• _PROBLEM SET_:
[a] Repeat, word for word, the part of the quasi-linkage equilibrium article that opens with the words containing "approaches a stable" and closes with "fraction every generation.".
[b] Answer these about the quasi-linkage equilibrium article:
(i) Who introduced the notion of quasi-linkage equilibrium?
(ii) How many possible genotypes are there in the haploid two-locus-two-allele model?
(iii) By what are deviations from the stable state reduced every generation?

• _EXCERPTED PASSAGE_:
'''

= Quasi-linkage equilibrium =

Quasi-linkage equilibrium (QLE) is a mathematical approximation used in solving population genetics problems. Motoo Kimura introduced the notion to simplify a model of Fisher's fundamental theorem. QLE greatly simplifies population genetic equations whilst making the assumption of weak selection and weak epistasis. Selection under these conditions rapidly changes allele frequencies to a state where they evolve as if in linkage equilibrium. Kimura originally provided the sufficient conditions for QLE in two-locus systems, but recently several researchers have shown how QLE occurs in general multilocus systems. QLE allows theorists to approximate linkage disequilibria by simple expressions, often simple functions of allele or genotype frequencies, thereby providing solutions to highly complex problems involving selection on multiple loci or polygenic traits. QLE also plays an important role in justifying approximations in the derivation of quantitative genetic equations from mendelian principles.

== Simple Model ==

Let $X$, $Y$, $Z$ and $U$ represent the frequencies of the four possible genotypes in a haploid two-locus-two-allele model. Kimura's original model showed that

$R = \frac{XU}{YZ}$

approaches a stable state $\hat{R}$ rapidly if epistatic effects are small relative to recombination. Deviations from $\hat{R}$ will be reduced by the recombination fraction every generation.

'''

• _DATA FOR ANALYSIS_:
'''

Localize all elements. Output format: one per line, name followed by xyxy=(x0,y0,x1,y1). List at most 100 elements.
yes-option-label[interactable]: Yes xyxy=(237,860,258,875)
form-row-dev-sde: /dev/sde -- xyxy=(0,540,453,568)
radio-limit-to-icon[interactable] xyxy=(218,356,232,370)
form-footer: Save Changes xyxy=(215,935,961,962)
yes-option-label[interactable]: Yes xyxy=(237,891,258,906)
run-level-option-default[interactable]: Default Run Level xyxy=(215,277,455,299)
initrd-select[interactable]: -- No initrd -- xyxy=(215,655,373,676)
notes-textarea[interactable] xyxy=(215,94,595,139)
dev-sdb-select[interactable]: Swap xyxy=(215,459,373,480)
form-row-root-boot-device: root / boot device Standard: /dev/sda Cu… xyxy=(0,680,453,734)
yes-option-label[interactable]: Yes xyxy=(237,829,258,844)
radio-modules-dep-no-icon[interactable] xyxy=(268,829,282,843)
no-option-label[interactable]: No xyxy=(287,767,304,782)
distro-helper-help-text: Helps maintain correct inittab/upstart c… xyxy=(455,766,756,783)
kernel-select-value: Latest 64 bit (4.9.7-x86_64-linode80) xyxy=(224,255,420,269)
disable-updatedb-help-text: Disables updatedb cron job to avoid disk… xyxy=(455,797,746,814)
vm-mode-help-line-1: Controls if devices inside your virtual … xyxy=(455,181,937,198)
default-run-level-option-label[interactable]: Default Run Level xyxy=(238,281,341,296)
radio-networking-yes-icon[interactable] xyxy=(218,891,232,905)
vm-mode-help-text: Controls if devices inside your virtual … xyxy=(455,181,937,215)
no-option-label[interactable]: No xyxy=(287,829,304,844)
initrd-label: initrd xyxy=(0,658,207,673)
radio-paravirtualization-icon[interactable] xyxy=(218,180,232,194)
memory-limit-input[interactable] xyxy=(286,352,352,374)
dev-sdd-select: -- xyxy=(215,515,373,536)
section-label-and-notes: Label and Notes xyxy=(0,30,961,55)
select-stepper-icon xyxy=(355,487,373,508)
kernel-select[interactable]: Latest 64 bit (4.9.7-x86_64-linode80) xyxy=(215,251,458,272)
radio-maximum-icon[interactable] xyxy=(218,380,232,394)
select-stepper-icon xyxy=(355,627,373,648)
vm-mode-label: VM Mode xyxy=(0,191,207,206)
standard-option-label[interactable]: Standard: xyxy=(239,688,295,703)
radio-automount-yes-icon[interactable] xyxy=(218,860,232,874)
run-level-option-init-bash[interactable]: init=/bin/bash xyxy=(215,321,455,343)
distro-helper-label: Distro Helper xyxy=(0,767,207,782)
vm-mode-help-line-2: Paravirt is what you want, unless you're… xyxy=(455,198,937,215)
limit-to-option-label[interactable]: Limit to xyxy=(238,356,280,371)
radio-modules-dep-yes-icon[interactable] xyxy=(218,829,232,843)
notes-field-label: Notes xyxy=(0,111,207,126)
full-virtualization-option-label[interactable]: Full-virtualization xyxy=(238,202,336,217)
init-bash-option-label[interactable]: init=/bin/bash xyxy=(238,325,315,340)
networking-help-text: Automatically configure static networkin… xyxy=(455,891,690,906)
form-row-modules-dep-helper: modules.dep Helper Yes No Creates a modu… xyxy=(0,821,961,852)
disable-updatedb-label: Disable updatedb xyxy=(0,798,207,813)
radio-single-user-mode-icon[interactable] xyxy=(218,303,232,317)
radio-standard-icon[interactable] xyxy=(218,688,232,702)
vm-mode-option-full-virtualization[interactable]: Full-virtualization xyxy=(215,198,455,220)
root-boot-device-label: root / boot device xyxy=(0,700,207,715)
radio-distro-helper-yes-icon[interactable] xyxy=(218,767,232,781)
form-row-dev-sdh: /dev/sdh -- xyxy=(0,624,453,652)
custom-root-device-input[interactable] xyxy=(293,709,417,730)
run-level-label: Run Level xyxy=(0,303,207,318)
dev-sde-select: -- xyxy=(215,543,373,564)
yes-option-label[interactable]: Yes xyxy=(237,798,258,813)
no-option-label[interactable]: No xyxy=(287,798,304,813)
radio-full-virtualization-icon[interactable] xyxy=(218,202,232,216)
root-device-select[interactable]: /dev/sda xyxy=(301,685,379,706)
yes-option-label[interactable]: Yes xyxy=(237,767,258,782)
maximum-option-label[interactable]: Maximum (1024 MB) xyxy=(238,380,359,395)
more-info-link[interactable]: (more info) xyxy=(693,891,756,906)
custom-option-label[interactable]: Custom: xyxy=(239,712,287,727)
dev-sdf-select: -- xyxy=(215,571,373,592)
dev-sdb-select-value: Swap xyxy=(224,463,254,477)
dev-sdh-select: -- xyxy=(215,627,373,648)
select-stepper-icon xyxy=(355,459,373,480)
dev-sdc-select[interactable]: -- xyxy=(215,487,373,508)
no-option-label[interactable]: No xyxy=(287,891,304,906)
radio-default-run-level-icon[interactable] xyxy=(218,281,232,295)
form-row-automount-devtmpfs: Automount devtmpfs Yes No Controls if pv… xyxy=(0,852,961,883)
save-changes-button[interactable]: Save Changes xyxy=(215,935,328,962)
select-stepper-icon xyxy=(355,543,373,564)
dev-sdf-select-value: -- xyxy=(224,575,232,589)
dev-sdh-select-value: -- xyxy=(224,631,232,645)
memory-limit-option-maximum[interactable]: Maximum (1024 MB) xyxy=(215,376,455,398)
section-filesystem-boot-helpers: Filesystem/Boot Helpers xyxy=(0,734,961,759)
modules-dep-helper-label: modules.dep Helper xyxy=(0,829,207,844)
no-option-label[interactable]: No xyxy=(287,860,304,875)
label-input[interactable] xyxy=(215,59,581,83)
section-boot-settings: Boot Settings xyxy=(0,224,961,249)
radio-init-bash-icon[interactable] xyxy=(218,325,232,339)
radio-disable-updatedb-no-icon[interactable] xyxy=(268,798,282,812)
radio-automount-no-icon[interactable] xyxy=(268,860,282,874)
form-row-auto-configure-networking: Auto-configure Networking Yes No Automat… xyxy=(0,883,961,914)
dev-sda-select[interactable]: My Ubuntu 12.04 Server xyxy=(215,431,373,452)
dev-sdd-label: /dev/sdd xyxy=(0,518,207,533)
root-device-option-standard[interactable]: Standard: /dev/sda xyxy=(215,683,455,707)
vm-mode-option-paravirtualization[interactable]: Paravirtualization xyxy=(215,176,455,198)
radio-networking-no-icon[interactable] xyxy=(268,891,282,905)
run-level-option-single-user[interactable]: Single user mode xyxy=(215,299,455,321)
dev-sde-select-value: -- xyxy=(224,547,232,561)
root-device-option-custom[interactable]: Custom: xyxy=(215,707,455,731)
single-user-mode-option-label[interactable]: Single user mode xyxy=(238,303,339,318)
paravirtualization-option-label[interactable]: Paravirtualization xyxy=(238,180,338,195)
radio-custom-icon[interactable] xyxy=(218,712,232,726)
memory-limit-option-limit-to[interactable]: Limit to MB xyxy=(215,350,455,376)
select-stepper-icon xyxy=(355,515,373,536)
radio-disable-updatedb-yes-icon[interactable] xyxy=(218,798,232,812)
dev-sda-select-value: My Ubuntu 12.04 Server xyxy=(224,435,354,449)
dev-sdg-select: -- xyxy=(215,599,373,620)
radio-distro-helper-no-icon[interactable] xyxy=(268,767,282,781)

'''

• _RESULTS BY TASK_:
[a]
approaches a stable state $\hat{R}$ rapidly if epistatic effects are small relative to recombination. Deviations from $\hat{R}$ will be reduced by the recombination fraction every generation.

[b]
(i) Motoo Kimura
(ii) Four
(iii) The recombination fraction